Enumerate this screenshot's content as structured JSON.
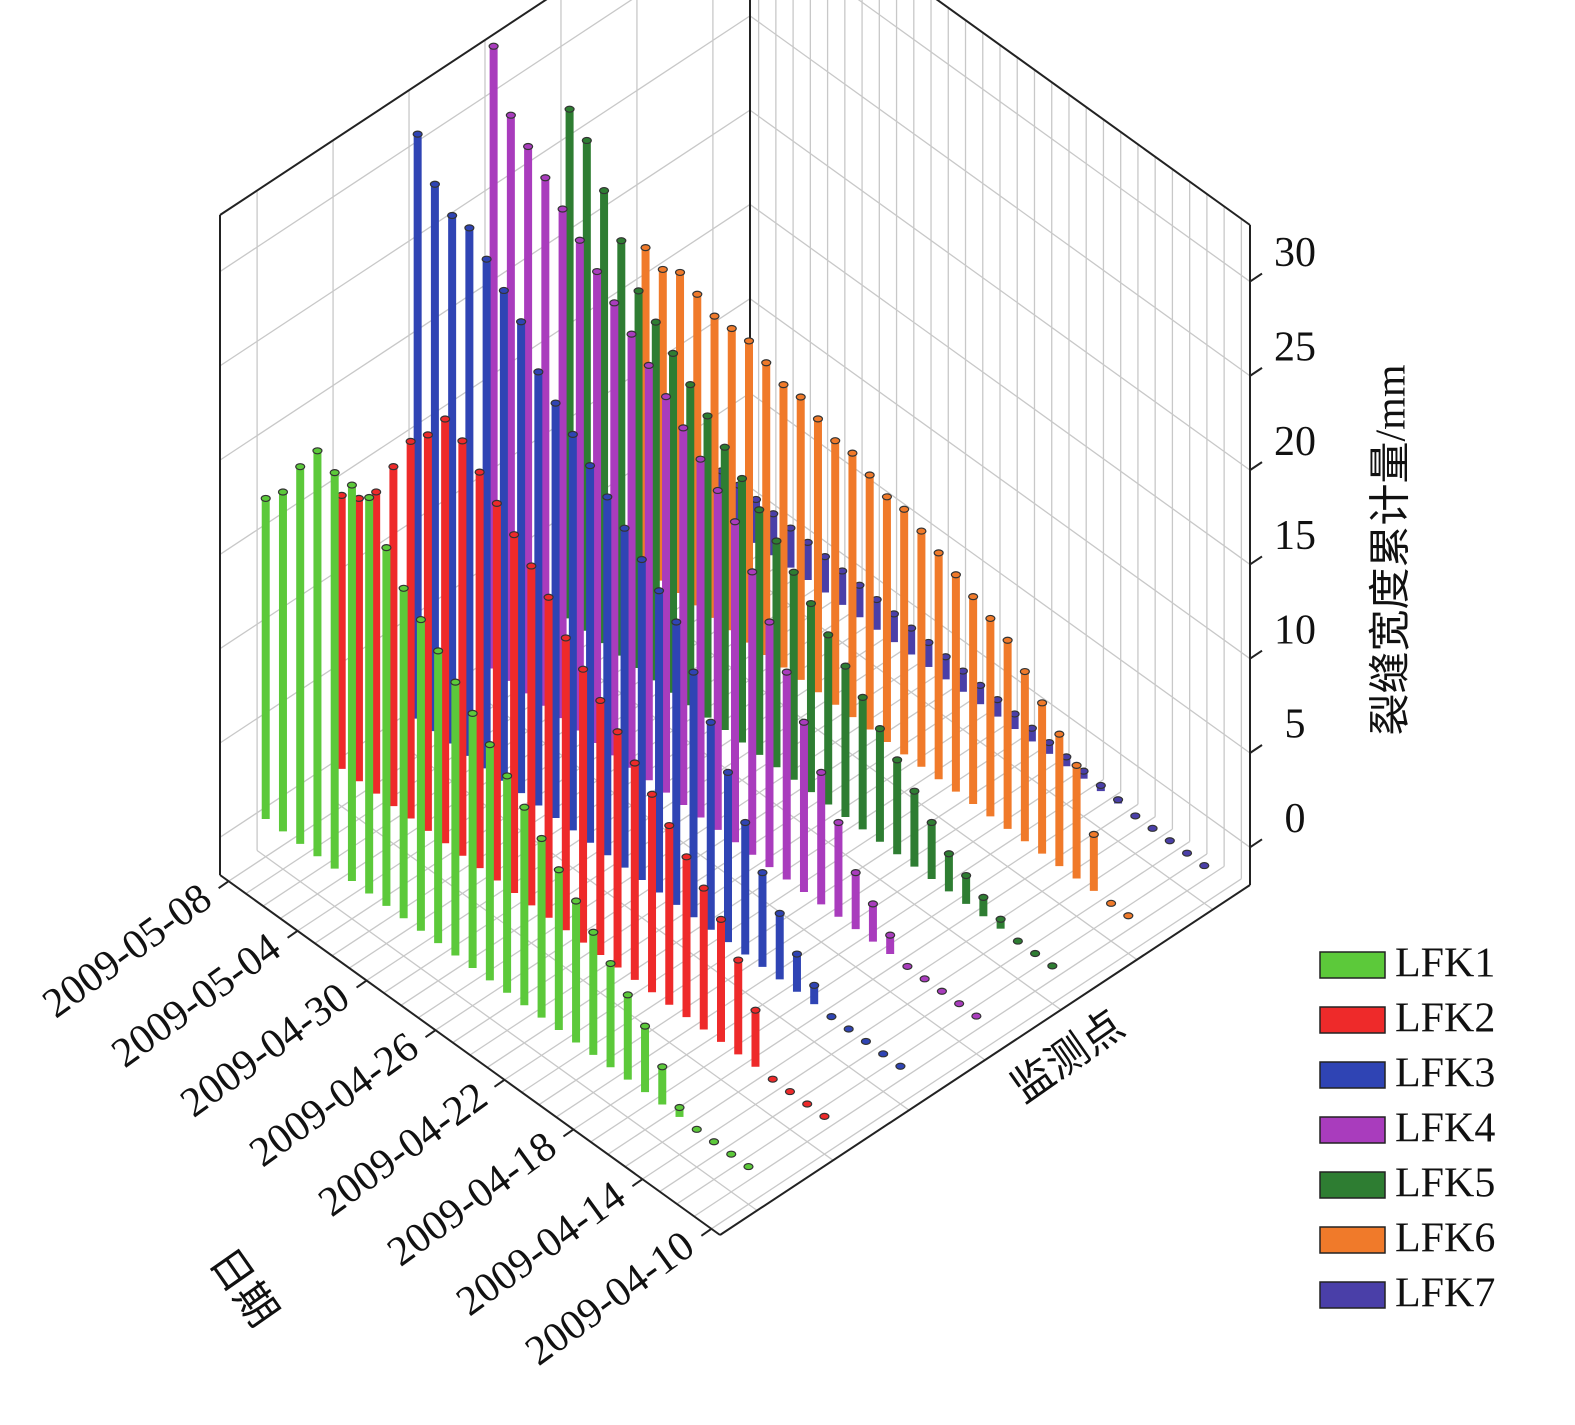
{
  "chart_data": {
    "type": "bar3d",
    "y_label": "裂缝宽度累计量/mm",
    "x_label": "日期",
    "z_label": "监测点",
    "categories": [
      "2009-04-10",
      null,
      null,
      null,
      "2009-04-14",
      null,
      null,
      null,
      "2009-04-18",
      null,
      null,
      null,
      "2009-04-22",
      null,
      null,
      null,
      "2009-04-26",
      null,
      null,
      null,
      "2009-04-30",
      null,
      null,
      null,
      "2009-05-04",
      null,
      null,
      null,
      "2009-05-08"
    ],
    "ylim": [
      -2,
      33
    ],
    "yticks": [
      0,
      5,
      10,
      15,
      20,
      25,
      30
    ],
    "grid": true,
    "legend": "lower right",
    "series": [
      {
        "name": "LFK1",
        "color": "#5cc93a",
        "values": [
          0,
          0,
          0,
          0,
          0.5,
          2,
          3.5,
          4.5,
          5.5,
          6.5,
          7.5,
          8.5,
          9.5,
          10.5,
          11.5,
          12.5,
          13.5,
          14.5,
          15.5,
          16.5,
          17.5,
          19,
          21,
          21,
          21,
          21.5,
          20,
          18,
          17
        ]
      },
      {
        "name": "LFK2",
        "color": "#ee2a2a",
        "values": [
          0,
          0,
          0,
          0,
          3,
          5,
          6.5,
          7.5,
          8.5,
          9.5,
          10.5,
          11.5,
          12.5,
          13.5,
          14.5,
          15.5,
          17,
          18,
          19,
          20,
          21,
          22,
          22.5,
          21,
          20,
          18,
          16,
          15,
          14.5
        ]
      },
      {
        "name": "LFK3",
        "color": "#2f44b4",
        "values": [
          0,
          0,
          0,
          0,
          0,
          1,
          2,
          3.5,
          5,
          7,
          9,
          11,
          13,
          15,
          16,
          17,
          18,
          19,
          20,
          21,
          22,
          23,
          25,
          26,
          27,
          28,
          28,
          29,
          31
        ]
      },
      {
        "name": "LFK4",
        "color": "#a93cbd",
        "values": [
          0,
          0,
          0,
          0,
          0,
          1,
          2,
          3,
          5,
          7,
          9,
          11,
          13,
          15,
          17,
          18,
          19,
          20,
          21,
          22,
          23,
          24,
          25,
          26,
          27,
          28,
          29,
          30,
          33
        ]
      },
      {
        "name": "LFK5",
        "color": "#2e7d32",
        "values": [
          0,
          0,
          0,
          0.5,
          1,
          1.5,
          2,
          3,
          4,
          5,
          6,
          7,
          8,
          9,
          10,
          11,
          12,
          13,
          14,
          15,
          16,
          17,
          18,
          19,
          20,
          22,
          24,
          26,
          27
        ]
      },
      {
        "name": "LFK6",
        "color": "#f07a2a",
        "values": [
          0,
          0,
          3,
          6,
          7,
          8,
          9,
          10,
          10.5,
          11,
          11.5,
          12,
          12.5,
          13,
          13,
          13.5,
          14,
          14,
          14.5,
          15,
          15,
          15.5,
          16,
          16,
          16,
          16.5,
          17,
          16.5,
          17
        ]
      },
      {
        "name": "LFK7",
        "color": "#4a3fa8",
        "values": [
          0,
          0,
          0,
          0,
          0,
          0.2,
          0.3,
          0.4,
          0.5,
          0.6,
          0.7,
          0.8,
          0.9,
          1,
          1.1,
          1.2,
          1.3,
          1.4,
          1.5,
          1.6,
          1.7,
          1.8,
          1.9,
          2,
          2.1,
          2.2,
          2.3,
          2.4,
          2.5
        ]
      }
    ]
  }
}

========================

Omit the pictures and give the material again, exactly and in full.

• **Problem solution**:
Enumerate this screenshot's content as structured JSON.
{
  "chart_data": {
    "type": "bar3d",
    "y_label": "裂缝宽度累计量/mm",
    "x_label": "日期",
    "z_label": "监测点",
    "categories": [
      "2009-04-10",
      null,
      null,
      null,
      "2009-04-14",
      null,
      null,
      null,
      "2009-04-18",
      null,
      null,
      null,
      "2009-04-22",
      null,
      null,
      null,
      "2009-04-26",
      null,
      null,
      null,
      "2009-04-30",
      null,
      null,
      null,
      "2009-05-04",
      null,
      null,
      null,
      "2009-05-08"
    ],
    "ylim": [
      -2,
      33
    ],
    "yticks": [
      0,
      5,
      10,
      15,
      20,
      25,
      30
    ],
    "grid": true,
    "legend": "lower right",
    "series": [
      {
        "name": "LFK1",
        "color": "#5cc93a",
        "values": [
          0,
          0,
          0,
          0,
          0.5,
          2,
          3.5,
          4.5,
          5.5,
          6.5,
          7.5,
          8.5,
          9.5,
          10.5,
          11.5,
          12.5,
          13.5,
          14.5,
          15.5,
          16.5,
          17.5,
          19,
          21,
          21,
          21,
          21.5,
          20,
          18,
          17
        ]
      },
      {
        "name": "LFK2",
        "color": "#ee2a2a",
        "values": [
          0,
          0,
          0,
          0,
          3,
          5,
          6.5,
          7.5,
          8.5,
          9.5,
          10.5,
          11.5,
          12.5,
          13.5,
          14.5,
          15.5,
          17,
          18,
          19,
          20,
          21,
          22,
          22.5,
          21,
          20,
          18,
          16,
          15,
          14.5
        ]
      },
      {
        "name": "LFK3",
        "color": "#2f44b4",
        "values": [
          0,
          0,
          0,
          0,
          0,
          1,
          2,
          3.5,
          5,
          7,
          9,
          11,
          13,
          15,
          16,
          17,
          18,
          19,
          20,
          21,
          22,
          23,
          25,
          26,
          27,
          28,
          28,
          29,
          31
        ]
      },
      {
        "name": "LFK4",
        "color": "#a93cbd",
        "values": [
          0,
          0,
          0,
          0,
          0,
          1,
          2,
          3,
          5,
          7,
          9,
          11,
          13,
          15,
          17,
          18,
          19,
          20,
          21,
          22,
          23,
          24,
          25,
          26,
          27,
          28,
          29,
          30,
          33
        ]
      },
      {
        "name": "LFK5",
        "color": "#2e7d32",
        "values": [
          0,
          0,
          0,
          0.5,
          1,
          1.5,
          2,
          3,
          4,
          5,
          6,
          7,
          8,
          9,
          10,
          11,
          12,
          13,
          14,
          15,
          16,
          17,
          18,
          19,
          20,
          22,
          24,
          26,
          27
        ]
      },
      {
        "name": "LFK6",
        "color": "#f07a2a",
        "values": [
          0,
          0,
          3,
          6,
          7,
          8,
          9,
          10,
          10.5,
          11,
          11.5,
          12,
          12.5,
          13,
          13,
          13.5,
          14,
          14,
          14.5,
          15,
          15,
          15.5,
          16,
          16,
          16,
          16.5,
          17,
          16.5,
          17
        ]
      },
      {
        "name": "LFK7",
        "color": "#4a3fa8",
        "values": [
          0,
          0,
          0,
          0,
          0,
          0.2,
          0.3,
          0.4,
          0.5,
          0.6,
          0.7,
          0.8,
          0.9,
          1,
          1.1,
          1.2,
          1.3,
          1.4,
          1.5,
          1.6,
          1.7,
          1.8,
          1.9,
          2,
          2.1,
          2.2,
          2.3,
          2.4,
          2.5
        ]
      }
    ]
  }
}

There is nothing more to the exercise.